What to work on >>
Transcribe every line exactly. Leave the pictures behind.
● ● ● ● ●
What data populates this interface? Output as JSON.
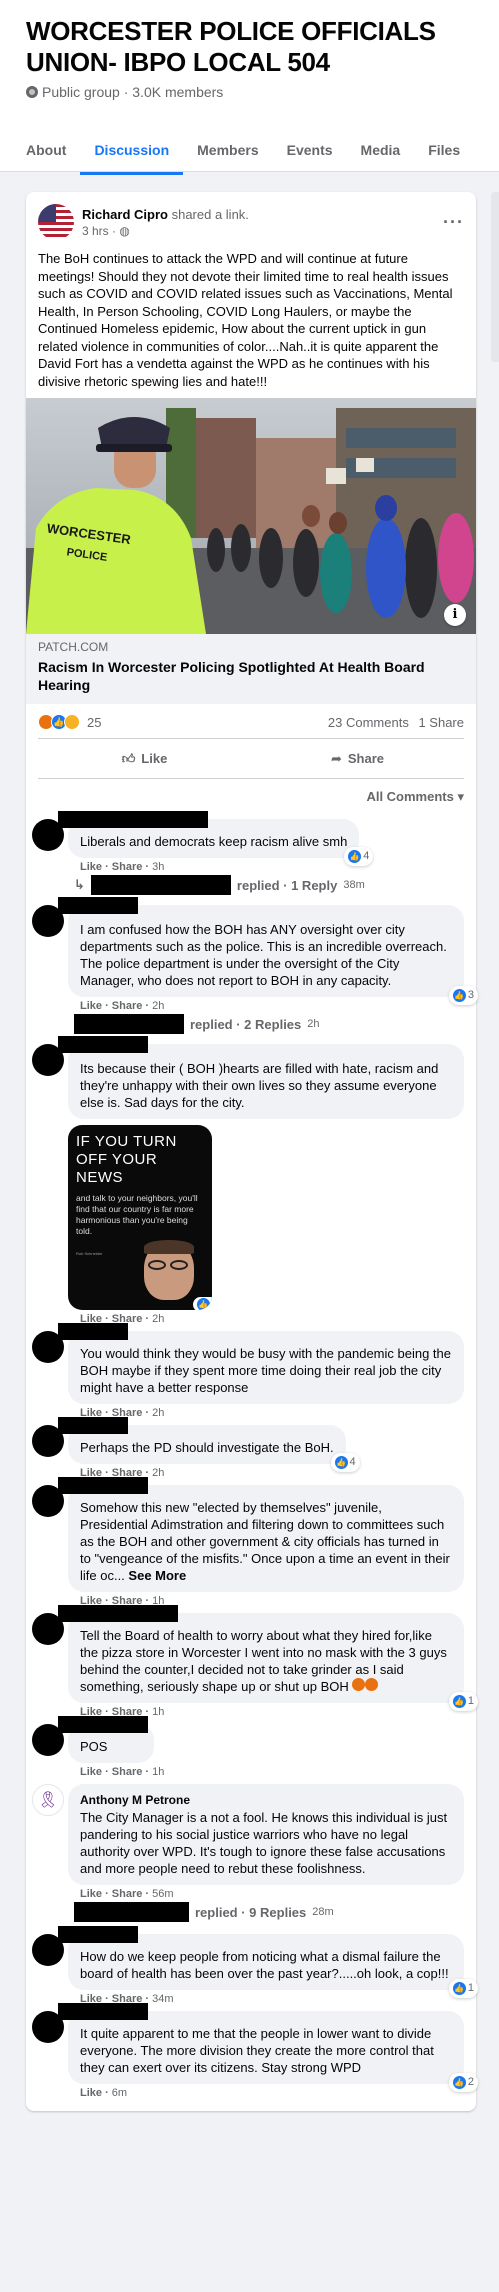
{
  "group": {
    "title": "WORCESTER POLICE OFFICIALS UNION- IBPO LOCAL 504",
    "meta": "Public group · 3.0K members",
    "tabs": [
      "About",
      "Discussion",
      "Members",
      "Events",
      "Media",
      "Files"
    ],
    "active_tab": "Discussion"
  },
  "post": {
    "author": "Richard Cipro",
    "shared_text": "shared a link.",
    "time": "3 hrs · ",
    "more_icon": "more-dots-icon",
    "text": "The BoH continues to attack the WPD and will continue at future meetings! Should they not devote their limited time to real health issues such as COVID and COVID related issues such as Vaccinations, Mental Health, In Person Schooling, COVID Long Haulers, or maybe the Continued Homeless epidemic, How about the current uptick in gun related violence in communities of color....Nah..it is quite apparent the David Fort has a vendetta against the WPD as he continues with his divisive rhetoric spewing lies and hate!!!",
    "link": {
      "domain": "PATCH.COM",
      "title": "Racism In Worcester Policing Spotlighted At Health Board Hearing",
      "vest_text_1": "WORCESTER",
      "vest_text_2": "POLICE",
      "info_label": "i"
    },
    "reaction_count": "25",
    "comments_count": "23 Comments",
    "shares_count": "1 Share",
    "like_label": "Like",
    "share_label": "Share",
    "filter_label": "All Comments"
  },
  "comments": [
    {
      "text": "Liberals and democrats keep racism alive smh",
      "actions": "Like · Share · ",
      "time": "3h",
      "count": "4",
      "reply": {
        "label": "replied · 1 Reply",
        "time": "38m"
      }
    },
    {
      "text": "I am confused how the BOH has ANY oversight over city departments such as the police. This is an incredible overreach. The police department is under the oversight of the City Manager, who does not report to BOH in any capacity.",
      "actions": "Like · Share · ",
      "time": "2h",
      "count": "3",
      "reply": {
        "label": "replied · 2 Replies",
        "time": "2h"
      }
    },
    {
      "text": "Its because their ( BOH )hearts are filled with hate, racism and they're unhappy with their own lives so they assume everyone else is. Sad days for the city.",
      "actions": "Like · Share · ",
      "time": "2h",
      "count": "4",
      "meme": {
        "headline": "IF YOU TURN OFF YOUR NEWS",
        "sub": "and talk to your neighbors, you'll find that our country is far more harmonious than you're being told.",
        "attribution": "Rob Schneider"
      }
    },
    {
      "text": "You would think they would be busy with the pandemic being the BOH maybe if they spent more time doing their real job the city might have a better response",
      "actions": "Like · Share · ",
      "time": "2h"
    },
    {
      "text": "Perhaps the PD should investigate the BoH.",
      "actions": "Like · Share · ",
      "time": "2h",
      "count": "4"
    },
    {
      "text": "Somehow this new \"elected by themselves\" juvenile, Presidential Adimstration and filtering down to committees such as the BOH and other government & city officials has turned in to \"vengeance of the misfits.\" Once upon a time an event in their life oc...",
      "see_more": "See More",
      "actions": "Like · Share · ",
      "time": "1h"
    },
    {
      "text": "Tell the Board of health to worry about what they hired for,like the pizza store in Worcester I went into no mask with the 3 guys behind the counter,I decided not to take grinder as I said something, seriously shape up or shut up BOH",
      "actions": "Like · Share · ",
      "time": "1h",
      "count": "1"
    },
    {
      "text": "POS",
      "actions": "Like · Share · ",
      "time": "1h"
    },
    {
      "name": "Anthony M Petrone",
      "text": "The City Manager is a not a fool. He knows this individual is just pandering to his social justice warriors who have no legal authority over WPD. It's tough to ignore these false accusations and more people need to rebut these foolishness.",
      "actions": "Like · Share · ",
      "time": "56m",
      "reply": {
        "label": "replied · 9 Replies",
        "time": "28m"
      }
    },
    {
      "text": "How do we keep people from noticing what a dismal failure the board of health has been over the past year?.....oh look, a cop!!!",
      "actions": "Like · Share · ",
      "time": "34m",
      "count": "1"
    },
    {
      "text": "It quite apparent to me that the people in lower want to divide everyone. The more division they create the more control that they can exert over its citizens. Stay strong WPD",
      "actions": "Like · ",
      "time": "6m",
      "count": "2"
    }
  ]
}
● ● ● ● ●
Complete response >>
What data populates this interface? Output as JSON.
{
  "group": {
    "title": "WORCESTER POLICE OFFICIALS UNION- IBPO LOCAL 504",
    "meta": "Public group · 3.0K members",
    "tabs": [
      "About",
      "Discussion",
      "Members",
      "Events",
      "Media",
      "Files"
    ],
    "active_tab": "Discussion"
  },
  "post": {
    "author": "Richard Cipro",
    "shared_text": "shared a link.",
    "time": "3 hrs · ",
    "more_icon": "more-dots-icon",
    "text": "The BoH continues to attack the WPD and will continue at future meetings! Should they not devote their limited time to real health issues such as COVID and COVID related issues such as Vaccinations, Mental Health, In Person Schooling, COVID Long Haulers, or maybe the Continued Homeless epidemic, How about the current uptick in gun related violence in communities of color....Nah..it is quite apparent the David Fort has a vendetta against the WPD as he continues with his divisive rhetoric spewing lies and hate!!!",
    "link": {
      "domain": "PATCH.COM",
      "title": "Racism In Worcester Policing Spotlighted At Health Board Hearing",
      "vest_text_1": "WORCESTER",
      "vest_text_2": "POLICE",
      "info_label": "i"
    },
    "reaction_count": "25",
    "comments_count": "23 Comments",
    "shares_count": "1 Share",
    "like_label": "Like",
    "share_label": "Share",
    "filter_label": "All Comments"
  },
  "comments": [
    {
      "text": "Liberals and democrats keep racism alive smh",
      "actions": "Like · Share · ",
      "time": "3h",
      "count": "4",
      "reply": {
        "label": "replied · 1 Reply",
        "time": "38m"
      }
    },
    {
      "text": "I am confused how the BOH has ANY oversight over city departments such as the police. This is an incredible overreach. The police department is under the oversight of the City Manager, who does not report to BOH in any capacity.",
      "actions": "Like · Share · ",
      "time": "2h",
      "count": "3",
      "reply": {
        "label": "replied · 2 Replies",
        "time": "2h"
      }
    },
    {
      "text": "Its because their ( BOH )hearts are filled with hate, racism and they're unhappy with their own lives so they assume everyone else is. Sad days for the city.",
      "actions": "Like · Share · ",
      "time": "2h",
      "count": "4",
      "meme": {
        "headline": "IF YOU TURN OFF YOUR NEWS",
        "sub": "and talk to your neighbors, you'll find that our country is far more harmonious than you're being told.",
        "attribution": "Rob Schneider"
      }
    },
    {
      "text": "You would think they would be busy with the pandemic being the BOH maybe if they spent more time doing their real job the city might have a better response",
      "actions": "Like · Share · ",
      "time": "2h"
    },
    {
      "text": "Perhaps the PD should investigate the BoH.",
      "actions": "Like · Share · ",
      "time": "2h",
      "count": "4"
    },
    {
      "text": "Somehow this new \"elected by themselves\" juvenile, Presidential Adimstration and filtering down to committees such as the BOH and other government & city officials has turned in to \"vengeance of the misfits.\" Once upon a time an event in their life oc...",
      "see_more": "See More",
      "actions": "Like · Share · ",
      "time": "1h"
    },
    {
      "text": "Tell the Board of health to worry about what they hired for,like the pizza store in Worcester I went into no mask with the 3 guys behind the counter,I decided not to take grinder as I said something, seriously shape up or shut up BOH",
      "actions": "Like · Share · ",
      "time": "1h",
      "count": "1"
    },
    {
      "text": "POS",
      "actions": "Like · Share · ",
      "time": "1h"
    },
    {
      "name": "Anthony M Petrone",
      "text": "The City Manager is a not a fool. He knows this individual is just pandering to his social justice warriors who have no legal authority over WPD. It's tough to ignore these false accusations and more people need to rebut these foolishness.",
      "actions": "Like · Share · ",
      "time": "56m",
      "reply": {
        "label": "replied · 9 Replies",
        "time": "28m"
      }
    },
    {
      "text": "How do we keep people from noticing what a dismal failure the board of health has been over the past year?.....oh look, a cop!!!",
      "actions": "Like · Share · ",
      "time": "34m",
      "count": "1"
    },
    {
      "text": "It quite apparent to me that the people in lower want to divide everyone. The more division they create the more control that they can exert over its citizens. Stay strong WPD",
      "actions": "Like · ",
      "time": "6m",
      "count": "2"
    }
  ]
}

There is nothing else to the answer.